*MATERIAL PROVIDED:*
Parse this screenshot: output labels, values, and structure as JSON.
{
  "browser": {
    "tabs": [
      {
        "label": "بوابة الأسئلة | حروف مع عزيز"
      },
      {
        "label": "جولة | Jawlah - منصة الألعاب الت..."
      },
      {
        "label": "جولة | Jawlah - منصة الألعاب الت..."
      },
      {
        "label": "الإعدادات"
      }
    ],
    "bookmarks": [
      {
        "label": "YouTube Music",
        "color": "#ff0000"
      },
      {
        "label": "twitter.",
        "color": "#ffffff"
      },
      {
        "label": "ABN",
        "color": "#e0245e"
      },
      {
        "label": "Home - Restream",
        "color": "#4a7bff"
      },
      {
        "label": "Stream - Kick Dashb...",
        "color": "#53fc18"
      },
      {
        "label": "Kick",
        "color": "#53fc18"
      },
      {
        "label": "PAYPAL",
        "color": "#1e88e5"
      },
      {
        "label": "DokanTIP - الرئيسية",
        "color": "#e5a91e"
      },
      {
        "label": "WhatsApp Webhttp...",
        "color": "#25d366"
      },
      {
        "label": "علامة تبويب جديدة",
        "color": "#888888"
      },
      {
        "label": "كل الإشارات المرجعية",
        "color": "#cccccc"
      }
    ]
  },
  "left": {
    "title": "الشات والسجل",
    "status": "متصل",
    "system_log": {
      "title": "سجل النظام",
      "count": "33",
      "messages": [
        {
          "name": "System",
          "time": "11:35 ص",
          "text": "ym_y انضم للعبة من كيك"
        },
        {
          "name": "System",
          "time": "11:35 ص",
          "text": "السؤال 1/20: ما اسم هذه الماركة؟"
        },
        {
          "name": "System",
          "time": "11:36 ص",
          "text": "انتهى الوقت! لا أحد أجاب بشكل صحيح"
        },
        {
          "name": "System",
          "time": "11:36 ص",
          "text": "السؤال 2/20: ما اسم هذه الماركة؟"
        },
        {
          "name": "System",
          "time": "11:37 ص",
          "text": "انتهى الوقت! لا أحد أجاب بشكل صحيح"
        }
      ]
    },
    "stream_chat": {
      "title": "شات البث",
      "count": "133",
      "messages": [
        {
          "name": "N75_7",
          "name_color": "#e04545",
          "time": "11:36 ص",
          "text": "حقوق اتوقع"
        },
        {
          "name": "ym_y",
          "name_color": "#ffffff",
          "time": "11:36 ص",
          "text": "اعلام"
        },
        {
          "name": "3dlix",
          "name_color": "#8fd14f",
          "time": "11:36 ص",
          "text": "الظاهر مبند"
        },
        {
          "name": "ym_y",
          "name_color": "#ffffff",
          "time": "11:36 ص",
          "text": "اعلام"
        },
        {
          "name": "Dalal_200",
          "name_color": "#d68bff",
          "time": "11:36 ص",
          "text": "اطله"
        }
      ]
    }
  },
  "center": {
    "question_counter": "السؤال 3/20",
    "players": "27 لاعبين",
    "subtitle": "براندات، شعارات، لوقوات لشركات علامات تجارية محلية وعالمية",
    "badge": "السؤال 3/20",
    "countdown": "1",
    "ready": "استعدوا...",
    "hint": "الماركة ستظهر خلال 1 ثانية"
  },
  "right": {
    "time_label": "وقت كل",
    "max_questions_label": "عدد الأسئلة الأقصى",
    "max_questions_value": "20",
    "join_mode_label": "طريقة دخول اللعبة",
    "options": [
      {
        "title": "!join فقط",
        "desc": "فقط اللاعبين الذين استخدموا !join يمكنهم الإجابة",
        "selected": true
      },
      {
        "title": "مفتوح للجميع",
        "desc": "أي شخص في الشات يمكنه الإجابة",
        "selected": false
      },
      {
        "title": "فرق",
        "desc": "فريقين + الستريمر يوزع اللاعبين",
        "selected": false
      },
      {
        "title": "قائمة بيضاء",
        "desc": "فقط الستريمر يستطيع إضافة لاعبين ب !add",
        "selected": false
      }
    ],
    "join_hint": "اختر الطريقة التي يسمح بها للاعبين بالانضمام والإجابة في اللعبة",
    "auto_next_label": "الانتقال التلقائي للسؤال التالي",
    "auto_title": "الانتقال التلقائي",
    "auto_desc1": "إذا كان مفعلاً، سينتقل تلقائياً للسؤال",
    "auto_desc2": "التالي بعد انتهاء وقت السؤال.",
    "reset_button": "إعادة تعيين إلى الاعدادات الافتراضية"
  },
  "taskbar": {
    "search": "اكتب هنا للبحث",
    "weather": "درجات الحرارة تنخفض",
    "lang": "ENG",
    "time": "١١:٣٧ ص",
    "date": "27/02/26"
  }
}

*WHAT IS NEEDED:*
Each record must be repeated exactly as it is.

*REPLY TO THE EXERCISE:*
Parse this screenshot: output labels, values, and structure as JSON.
{
  "browser": {
    "tabs": [
      {
        "label": "بوابة الأسئلة | حروف مع عزيز"
      },
      {
        "label": "جولة | Jawlah - منصة الألعاب الت..."
      },
      {
        "label": "جولة | Jawlah - منصة الألعاب الت..."
      },
      {
        "label": "الإعدادات"
      }
    ],
    "bookmarks": [
      {
        "label": "YouTube Music",
        "color": "#ff0000"
      },
      {
        "label": "twitter.",
        "color": "#ffffff"
      },
      {
        "label": "ABN",
        "color": "#e0245e"
      },
      {
        "label": "Home - Restream",
        "color": "#4a7bff"
      },
      {
        "label": "Stream - Kick Dashb...",
        "color": "#53fc18"
      },
      {
        "label": "Kick",
        "color": "#53fc18"
      },
      {
        "label": "PAYPAL",
        "color": "#1e88e5"
      },
      {
        "label": "DokanTIP - الرئيسية",
        "color": "#e5a91e"
      },
      {
        "label": "WhatsApp Webhttp...",
        "color": "#25d366"
      },
      {
        "label": "علامة تبويب جديدة",
        "color": "#888888"
      },
      {
        "label": "كل الإشارات المرجعية",
        "color": "#cccccc"
      }
    ]
  },
  "left": {
    "title": "الشات والسجل",
    "status": "متصل",
    "system_log": {
      "title": "سجل النظام",
      "count": "33",
      "messages": [
        {
          "name": "System",
          "time": "11:35 ص",
          "text": "ym_y انضم للعبة من كيك"
        },
        {
          "name": "System",
          "time": "11:35 ص",
          "text": "السؤال 1/20: ما اسم هذه الماركة؟"
        },
        {
          "name": "System",
          "time": "11:36 ص",
          "text": "انتهى الوقت! لا أحد أجاب بشكل صحيح"
        },
        {
          "name": "System",
          "time": "11:36 ص",
          "text": "السؤال 2/20: ما اسم هذه الماركة؟"
        },
        {
          "name": "System",
          "time": "11:37 ص",
          "text": "انتهى الوقت! لا أحد أجاب بشكل صحيح"
        }
      ]
    },
    "stream_chat": {
      "title": "شات البث",
      "count": "133",
      "messages": [
        {
          "name": "N75_7",
          "name_color": "#e04545",
          "time": "11:36 ص",
          "text": "حقوق اتوقع"
        },
        {
          "name": "ym_y",
          "name_color": "#ffffff",
          "time": "11:36 ص",
          "text": "اعلام"
        },
        {
          "name": "3dlix",
          "name_color": "#8fd14f",
          "time": "11:36 ص",
          "text": "الظاهر مبند"
        },
        {
          "name": "ym_y",
          "name_color": "#ffffff",
          "time": "11:36 ص",
          "text": "اعلام"
        },
        {
          "name": "Dalal_200",
          "name_color": "#d68bff",
          "time": "11:36 ص",
          "text": "اطله"
        }
      ]
    }
  },
  "center": {
    "question_counter": "السؤال 3/20",
    "players": "27 لاعبين",
    "subtitle": "براندات، شعارات، لوقوات لشركات علامات تجارية محلية وعالمية",
    "badge": "السؤال 3/20",
    "countdown": "1",
    "ready": "استعدوا...",
    "hint": "الماركة ستظهر خلال 1 ثانية"
  },
  "right": {
    "time_label": "وقت كل",
    "max_questions_label": "عدد الأسئلة الأقصى",
    "max_questions_value": "20",
    "join_mode_label": "طريقة دخول اللعبة",
    "options": [
      {
        "title": "!join فقط",
        "desc": "فقط اللاعبين الذين استخدموا !join يمكنهم الإجابة",
        "selected": true
      },
      {
        "title": "مفتوح للجميع",
        "desc": "أي شخص في الشات يمكنه الإجابة",
        "selected": false
      },
      {
        "title": "فرق",
        "desc": "فريقين + الستريمر يوزع اللاعبين",
        "selected": false
      },
      {
        "title": "قائمة بيضاء",
        "desc": "فقط الستريمر يستطيع إضافة لاعبين ب !add",
        "selected": false
      }
    ],
    "join_hint": "اختر الطريقة التي يسمح بها للاعبين بالانضمام والإجابة في اللعبة",
    "auto_next_label": "الانتقال التلقائي للسؤال التالي",
    "auto_title": "الانتقال التلقائي",
    "auto_desc1": "إذا كان مفعلاً، سينتقل تلقائياً للسؤال",
    "auto_desc2": "التالي بعد انتهاء وقت السؤال.",
    "reset_button": "إعادة تعيين إلى الاعدادات الافتراضية"
  },
  "taskbar": {
    "search": "اكتب هنا للبحث",
    "weather": "درجات الحرارة تنخفض",
    "lang": "ENG",
    "time": "١١:٣٧ ص",
    "date": "27/02/26"
  }
}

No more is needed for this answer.